**** Material

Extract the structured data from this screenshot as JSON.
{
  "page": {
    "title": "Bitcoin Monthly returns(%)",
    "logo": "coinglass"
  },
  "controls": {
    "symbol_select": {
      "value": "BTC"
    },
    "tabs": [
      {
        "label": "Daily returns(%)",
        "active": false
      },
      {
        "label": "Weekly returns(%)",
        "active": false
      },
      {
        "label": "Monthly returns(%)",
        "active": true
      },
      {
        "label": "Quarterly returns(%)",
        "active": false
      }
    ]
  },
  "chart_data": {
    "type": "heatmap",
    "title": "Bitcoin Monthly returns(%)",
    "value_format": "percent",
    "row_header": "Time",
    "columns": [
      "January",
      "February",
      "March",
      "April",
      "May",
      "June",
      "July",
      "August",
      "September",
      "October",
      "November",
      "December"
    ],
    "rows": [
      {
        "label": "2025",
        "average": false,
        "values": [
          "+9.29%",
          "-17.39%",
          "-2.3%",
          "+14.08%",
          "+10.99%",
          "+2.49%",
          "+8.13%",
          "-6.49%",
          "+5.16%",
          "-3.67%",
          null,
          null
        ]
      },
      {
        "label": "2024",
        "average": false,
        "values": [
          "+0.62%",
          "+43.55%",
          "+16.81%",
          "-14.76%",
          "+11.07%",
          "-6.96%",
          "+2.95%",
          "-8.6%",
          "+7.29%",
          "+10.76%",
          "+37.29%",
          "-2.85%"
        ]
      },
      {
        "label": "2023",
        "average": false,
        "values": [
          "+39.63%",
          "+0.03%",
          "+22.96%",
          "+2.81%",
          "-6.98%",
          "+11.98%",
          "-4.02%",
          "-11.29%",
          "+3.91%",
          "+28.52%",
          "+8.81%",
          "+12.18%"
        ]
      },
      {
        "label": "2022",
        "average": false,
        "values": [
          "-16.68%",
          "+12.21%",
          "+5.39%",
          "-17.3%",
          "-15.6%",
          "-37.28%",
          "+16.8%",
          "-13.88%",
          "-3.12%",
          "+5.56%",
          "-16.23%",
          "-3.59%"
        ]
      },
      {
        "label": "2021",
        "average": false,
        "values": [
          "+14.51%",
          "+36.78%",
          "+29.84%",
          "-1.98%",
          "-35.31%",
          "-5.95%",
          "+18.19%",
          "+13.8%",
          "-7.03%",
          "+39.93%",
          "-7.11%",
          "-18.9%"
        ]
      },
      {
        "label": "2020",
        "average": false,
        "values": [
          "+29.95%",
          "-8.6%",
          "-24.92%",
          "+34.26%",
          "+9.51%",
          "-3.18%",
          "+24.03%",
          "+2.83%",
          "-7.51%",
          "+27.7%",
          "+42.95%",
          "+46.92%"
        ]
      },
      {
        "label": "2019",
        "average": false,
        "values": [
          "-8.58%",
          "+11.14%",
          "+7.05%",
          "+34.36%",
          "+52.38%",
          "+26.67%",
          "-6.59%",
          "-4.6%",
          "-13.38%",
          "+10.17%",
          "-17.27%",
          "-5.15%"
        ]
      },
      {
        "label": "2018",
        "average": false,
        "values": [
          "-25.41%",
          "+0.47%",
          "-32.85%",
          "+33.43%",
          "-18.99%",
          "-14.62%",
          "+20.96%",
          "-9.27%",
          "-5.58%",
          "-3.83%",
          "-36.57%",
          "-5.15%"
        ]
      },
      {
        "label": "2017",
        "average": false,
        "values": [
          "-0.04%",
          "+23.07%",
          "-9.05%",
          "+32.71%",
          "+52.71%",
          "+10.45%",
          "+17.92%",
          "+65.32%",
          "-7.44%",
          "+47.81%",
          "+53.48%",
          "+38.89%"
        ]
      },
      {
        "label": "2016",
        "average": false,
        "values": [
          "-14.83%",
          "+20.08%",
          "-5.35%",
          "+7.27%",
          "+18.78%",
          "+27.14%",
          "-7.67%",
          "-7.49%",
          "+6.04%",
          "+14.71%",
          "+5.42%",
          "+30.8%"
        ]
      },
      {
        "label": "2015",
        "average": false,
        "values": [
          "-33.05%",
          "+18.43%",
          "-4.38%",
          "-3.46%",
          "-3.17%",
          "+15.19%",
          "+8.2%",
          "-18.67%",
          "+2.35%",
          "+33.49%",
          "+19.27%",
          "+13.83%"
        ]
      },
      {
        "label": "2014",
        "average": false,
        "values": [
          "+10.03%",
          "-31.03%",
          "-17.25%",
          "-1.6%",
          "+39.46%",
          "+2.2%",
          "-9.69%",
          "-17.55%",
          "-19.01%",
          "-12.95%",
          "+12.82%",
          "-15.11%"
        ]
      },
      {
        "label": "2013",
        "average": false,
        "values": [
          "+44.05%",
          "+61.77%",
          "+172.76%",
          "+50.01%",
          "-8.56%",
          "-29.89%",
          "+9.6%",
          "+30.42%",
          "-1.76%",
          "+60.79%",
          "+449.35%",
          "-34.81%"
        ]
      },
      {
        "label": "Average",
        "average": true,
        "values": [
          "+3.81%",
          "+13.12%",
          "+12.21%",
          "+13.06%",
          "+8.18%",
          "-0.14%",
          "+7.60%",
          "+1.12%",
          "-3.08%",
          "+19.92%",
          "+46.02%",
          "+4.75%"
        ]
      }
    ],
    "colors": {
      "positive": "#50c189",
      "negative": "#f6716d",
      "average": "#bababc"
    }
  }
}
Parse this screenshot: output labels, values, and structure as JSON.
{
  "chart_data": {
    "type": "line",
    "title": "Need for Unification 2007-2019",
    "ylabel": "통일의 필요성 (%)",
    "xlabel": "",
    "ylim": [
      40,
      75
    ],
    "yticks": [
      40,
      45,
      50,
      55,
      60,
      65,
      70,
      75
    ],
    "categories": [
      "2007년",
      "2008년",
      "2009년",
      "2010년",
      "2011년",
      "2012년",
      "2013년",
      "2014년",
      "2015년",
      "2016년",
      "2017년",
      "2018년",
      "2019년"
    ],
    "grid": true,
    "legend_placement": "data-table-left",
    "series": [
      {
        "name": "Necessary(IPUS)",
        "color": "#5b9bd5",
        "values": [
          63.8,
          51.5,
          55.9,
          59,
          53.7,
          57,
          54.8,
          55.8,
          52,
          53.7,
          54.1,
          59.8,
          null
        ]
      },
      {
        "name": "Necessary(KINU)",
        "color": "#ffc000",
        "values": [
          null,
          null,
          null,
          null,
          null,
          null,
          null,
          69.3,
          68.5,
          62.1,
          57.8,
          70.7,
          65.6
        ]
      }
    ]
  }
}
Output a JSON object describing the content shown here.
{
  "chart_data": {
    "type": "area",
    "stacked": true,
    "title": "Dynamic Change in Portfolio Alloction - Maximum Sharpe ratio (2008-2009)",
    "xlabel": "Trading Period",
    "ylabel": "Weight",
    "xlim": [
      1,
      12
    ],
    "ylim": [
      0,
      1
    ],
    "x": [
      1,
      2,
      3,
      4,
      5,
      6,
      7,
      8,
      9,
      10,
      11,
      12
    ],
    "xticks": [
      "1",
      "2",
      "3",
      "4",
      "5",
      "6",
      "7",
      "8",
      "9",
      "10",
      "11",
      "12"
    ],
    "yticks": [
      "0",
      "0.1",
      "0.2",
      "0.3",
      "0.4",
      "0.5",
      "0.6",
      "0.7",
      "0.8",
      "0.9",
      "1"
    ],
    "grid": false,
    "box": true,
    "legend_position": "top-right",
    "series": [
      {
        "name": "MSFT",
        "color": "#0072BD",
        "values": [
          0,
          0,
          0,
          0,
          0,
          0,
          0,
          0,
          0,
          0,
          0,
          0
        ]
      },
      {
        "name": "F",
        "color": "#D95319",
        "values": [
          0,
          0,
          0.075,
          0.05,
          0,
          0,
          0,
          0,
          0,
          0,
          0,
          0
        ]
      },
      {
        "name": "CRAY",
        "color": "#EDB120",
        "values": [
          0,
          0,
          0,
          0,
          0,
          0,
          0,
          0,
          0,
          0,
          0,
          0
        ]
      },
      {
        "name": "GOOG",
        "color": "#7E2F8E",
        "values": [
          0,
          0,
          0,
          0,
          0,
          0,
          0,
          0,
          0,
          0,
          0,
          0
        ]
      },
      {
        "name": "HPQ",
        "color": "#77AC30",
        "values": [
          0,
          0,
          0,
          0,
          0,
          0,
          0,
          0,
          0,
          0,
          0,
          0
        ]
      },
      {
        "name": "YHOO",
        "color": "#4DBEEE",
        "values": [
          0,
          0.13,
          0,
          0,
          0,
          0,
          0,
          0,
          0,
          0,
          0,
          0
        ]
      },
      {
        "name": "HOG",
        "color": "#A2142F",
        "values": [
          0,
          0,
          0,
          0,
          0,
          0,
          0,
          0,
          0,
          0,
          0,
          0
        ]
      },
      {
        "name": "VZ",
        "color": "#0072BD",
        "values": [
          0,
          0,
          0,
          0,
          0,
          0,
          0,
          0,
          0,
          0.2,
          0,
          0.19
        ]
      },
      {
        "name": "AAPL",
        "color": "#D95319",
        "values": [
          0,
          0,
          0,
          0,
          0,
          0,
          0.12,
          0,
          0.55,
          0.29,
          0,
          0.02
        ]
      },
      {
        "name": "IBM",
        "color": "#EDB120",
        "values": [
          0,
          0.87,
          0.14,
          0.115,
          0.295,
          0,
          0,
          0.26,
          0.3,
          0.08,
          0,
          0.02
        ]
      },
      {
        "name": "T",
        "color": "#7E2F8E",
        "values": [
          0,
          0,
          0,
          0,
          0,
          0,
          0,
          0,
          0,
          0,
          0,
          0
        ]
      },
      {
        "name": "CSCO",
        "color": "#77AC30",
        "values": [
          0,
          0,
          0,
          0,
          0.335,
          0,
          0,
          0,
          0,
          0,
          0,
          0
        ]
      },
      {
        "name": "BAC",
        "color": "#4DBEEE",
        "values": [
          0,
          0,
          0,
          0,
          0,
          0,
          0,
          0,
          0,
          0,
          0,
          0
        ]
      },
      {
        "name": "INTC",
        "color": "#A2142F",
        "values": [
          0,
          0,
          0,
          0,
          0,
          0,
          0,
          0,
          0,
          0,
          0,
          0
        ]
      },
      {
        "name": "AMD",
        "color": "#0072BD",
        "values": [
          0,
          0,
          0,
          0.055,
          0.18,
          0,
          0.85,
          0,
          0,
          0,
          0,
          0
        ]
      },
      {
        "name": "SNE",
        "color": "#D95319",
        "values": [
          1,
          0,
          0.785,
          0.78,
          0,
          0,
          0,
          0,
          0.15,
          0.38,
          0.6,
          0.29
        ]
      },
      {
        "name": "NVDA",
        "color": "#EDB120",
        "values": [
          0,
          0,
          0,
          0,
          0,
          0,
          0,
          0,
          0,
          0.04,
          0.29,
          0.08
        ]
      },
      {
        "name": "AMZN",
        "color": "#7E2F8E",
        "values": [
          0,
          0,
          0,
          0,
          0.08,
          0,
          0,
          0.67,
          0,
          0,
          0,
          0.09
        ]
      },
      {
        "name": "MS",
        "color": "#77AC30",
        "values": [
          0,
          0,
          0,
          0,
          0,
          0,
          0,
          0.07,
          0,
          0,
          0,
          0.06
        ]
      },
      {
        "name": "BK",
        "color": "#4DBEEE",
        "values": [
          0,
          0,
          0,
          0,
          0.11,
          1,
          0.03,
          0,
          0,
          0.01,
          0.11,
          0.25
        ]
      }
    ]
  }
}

********

→ Task details
Pull out each line of the entries that contains "returns".

→ Result for this exercise
    "title": "Bitcoin Monthly returns(%)",
        "label": "Daily returns(%)",
        "label": "Weekly returns(%)",
        "label": "Monthly returns(%)",
        "label": "Quarterly returns(%)",
    "title": "Bitcoin Monthly returns(%)",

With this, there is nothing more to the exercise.